* **Do this**: Would you return the complete listing below word for word?

* **Dataset rows**:
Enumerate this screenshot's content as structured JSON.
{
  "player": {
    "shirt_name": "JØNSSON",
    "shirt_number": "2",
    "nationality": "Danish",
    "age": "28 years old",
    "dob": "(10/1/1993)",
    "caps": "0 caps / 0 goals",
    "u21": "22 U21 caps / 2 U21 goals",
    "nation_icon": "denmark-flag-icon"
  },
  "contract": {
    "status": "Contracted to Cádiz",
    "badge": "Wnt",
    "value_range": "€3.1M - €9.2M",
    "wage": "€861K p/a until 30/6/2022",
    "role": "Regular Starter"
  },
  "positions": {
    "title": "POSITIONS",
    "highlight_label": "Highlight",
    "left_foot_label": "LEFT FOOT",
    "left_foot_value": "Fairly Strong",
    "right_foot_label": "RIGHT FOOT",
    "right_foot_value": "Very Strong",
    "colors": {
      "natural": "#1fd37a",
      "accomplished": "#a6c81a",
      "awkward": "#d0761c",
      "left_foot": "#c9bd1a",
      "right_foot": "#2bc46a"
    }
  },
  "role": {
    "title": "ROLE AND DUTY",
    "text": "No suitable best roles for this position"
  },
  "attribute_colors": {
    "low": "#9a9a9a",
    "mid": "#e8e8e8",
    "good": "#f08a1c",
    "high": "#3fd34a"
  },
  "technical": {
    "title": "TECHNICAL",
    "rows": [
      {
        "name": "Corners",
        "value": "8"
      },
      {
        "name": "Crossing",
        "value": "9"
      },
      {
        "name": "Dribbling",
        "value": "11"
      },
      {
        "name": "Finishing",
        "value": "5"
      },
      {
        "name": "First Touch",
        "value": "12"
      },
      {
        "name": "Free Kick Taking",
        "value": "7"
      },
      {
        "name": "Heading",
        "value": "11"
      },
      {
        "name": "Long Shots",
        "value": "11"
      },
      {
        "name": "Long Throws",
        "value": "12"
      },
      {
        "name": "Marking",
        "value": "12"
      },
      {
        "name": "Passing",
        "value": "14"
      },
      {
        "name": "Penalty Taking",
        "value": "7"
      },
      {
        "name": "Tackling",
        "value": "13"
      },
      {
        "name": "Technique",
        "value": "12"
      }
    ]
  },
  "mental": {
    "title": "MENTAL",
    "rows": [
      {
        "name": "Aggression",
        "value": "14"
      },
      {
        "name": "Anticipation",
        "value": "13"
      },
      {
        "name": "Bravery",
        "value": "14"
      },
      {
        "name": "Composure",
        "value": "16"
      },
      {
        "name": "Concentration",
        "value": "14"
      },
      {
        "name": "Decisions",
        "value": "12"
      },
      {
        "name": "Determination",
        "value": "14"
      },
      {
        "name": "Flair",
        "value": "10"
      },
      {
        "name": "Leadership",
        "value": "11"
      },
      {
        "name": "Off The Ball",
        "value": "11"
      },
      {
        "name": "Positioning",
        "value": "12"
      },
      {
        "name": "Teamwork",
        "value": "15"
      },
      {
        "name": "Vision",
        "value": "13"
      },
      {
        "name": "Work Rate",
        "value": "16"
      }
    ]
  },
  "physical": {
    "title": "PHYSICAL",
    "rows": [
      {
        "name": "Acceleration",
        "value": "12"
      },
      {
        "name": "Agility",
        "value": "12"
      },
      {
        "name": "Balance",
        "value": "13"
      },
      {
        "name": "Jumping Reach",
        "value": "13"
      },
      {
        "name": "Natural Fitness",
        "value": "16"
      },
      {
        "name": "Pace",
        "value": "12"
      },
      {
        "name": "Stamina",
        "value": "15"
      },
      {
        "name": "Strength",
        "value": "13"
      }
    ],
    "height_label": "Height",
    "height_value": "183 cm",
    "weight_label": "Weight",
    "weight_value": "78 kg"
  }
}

* **Result below**:
Enumerate this screenshot's content as structured JSON.
{
  "player": {
    "shirt_name": "JØNSSON",
    "shirt_number": "2",
    "nationality": "Danish",
    "age": "28 years old",
    "dob": "(10/1/1993)",
    "caps": "0 caps / 0 goals",
    "u21": "22 U21 caps / 2 U21 goals",
    "nation_icon": "denmark-flag-icon"
  },
  "contract": {
    "status": "Contracted to Cádiz",
    "badge": "Wnt",
    "value_range": "€3.1M - €9.2M",
    "wage": "€861K p/a until 30/6/2022",
    "role": "Regular Starter"
  },
  "positions": {
    "title": "POSITIONS",
    "highlight_label": "Highlight",
    "left_foot_label": "LEFT FOOT",
    "left_foot_value": "Fairly Strong",
    "right_foot_label": "RIGHT FOOT",
    "right_foot_value": "Very Strong",
    "colors": {
      "natural": "#1fd37a",
      "accomplished": "#a6c81a",
      "awkward": "#d0761c",
      "left_foot": "#c9bd1a",
      "right_foot": "#2bc46a"
    }
  },
  "role": {
    "title": "ROLE AND DUTY",
    "text": "No suitable best roles for this position"
  },
  "attribute_colors": {
    "low": "#9a9a9a",
    "mid": "#e8e8e8",
    "good": "#f08a1c",
    "high": "#3fd34a"
  },
  "technical": {
    "title": "TECHNICAL",
    "rows": [
      {
        "name": "Corners",
        "value": "8"
      },
      {
        "name": "Crossing",
        "value": "9"
      },
      {
        "name": "Dribbling",
        "value": "11"
      },
      {
        "name": "Finishing",
        "value": "5"
      },
      {
        "name": "First Touch",
        "value": "12"
      },
      {
        "name": "Free Kick Taking",
        "value": "7"
      },
      {
        "name": "Heading",
        "value": "11"
      },
      {
        "name": "Long Shots",
        "value": "11"
      },
      {
        "name": "Long Throws",
        "value": "12"
      },
      {
        "name": "Marking",
        "value": "12"
      },
      {
        "name": "Passing",
        "value": "14"
      },
      {
        "name": "Penalty Taking",
        "value": "7"
      },
      {
        "name": "Tackling",
        "value": "13"
      },
      {
        "name": "Technique",
        "value": "12"
      }
    ]
  },
  "mental": {
    "title": "MENTAL",
    "rows": [
      {
        "name": "Aggression",
        "value": "14"
      },
      {
        "name": "Anticipation",
        "value": "13"
      },
      {
        "name": "Bravery",
        "value": "14"
      },
      {
        "name": "Composure",
        "value": "16"
      },
      {
        "name": "Concentration",
        "value": "14"
      },
      {
        "name": "Decisions",
        "value": "12"
      },
      {
        "name": "Determination",
        "value": "14"
      },
      {
        "name": "Flair",
        "value": "10"
      },
      {
        "name": "Leadership",
        "value": "11"
      },
      {
        "name": "Off The Ball",
        "value": "11"
      },
      {
        "name": "Positioning",
        "value": "12"
      },
      {
        "name": "Teamwork",
        "value": "15"
      },
      {
        "name": "Vision",
        "value": "13"
      },
      {
        "name": "Work Rate",
        "value": "16"
      }
    ]
  },
  "physical": {
    "title": "PHYSICAL",
    "rows": [
      {
        "name": "Acceleration",
        "value": "12"
      },
      {
        "name": "Agility",
        "value": "12"
      },
      {
        "name": "Balance",
        "value": "13"
      },
      {
        "name": "Jumping Reach",
        "value": "13"
      },
      {
        "name": "Natural Fitness",
        "value": "16"
      },
      {
        "name": "Pace",
        "value": "12"
      },
      {
        "name": "Stamina",
        "value": "15"
      },
      {
        "name": "Strength",
        "value": "13"
      }
    ],
    "height_label": "Height",
    "height_value": "183 cm",
    "weight_label": "Weight",
    "weight_value": "78 kg"
  }
}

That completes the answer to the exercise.